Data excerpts
--------------------

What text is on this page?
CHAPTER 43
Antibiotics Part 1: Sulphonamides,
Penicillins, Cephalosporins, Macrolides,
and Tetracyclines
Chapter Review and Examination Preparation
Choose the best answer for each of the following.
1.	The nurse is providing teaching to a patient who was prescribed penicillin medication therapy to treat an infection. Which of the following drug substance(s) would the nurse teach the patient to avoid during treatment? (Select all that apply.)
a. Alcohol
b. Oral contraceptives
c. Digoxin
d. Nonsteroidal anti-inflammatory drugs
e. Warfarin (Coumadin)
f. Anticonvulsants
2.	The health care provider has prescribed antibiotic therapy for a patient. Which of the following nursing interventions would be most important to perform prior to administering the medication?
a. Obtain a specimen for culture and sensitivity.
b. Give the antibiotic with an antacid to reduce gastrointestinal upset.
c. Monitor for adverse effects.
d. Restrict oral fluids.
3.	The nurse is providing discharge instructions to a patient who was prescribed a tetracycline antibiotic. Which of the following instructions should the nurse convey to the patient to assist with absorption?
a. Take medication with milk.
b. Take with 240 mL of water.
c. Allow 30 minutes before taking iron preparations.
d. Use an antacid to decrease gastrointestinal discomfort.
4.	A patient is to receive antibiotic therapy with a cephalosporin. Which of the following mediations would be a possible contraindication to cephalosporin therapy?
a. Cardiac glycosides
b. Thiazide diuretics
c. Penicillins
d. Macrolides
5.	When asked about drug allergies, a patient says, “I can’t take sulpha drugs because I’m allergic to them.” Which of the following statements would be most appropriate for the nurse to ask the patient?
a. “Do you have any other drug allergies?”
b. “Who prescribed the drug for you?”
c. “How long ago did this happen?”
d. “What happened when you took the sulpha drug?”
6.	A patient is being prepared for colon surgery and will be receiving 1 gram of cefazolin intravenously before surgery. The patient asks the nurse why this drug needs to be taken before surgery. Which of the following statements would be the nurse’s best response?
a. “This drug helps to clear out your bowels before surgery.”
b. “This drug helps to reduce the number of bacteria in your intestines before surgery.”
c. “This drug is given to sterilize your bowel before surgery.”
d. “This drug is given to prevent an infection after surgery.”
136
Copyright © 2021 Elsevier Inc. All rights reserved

--------------------

→ Exercise prompt:
Pull from the data each line where the string "gastrointestinal" turns up.

→ Answer box:
b. Give the antibiotic with an antacid to reduce gastrointestinal upset.
d. Use an antacid to decrease gastrointestinal discomfort.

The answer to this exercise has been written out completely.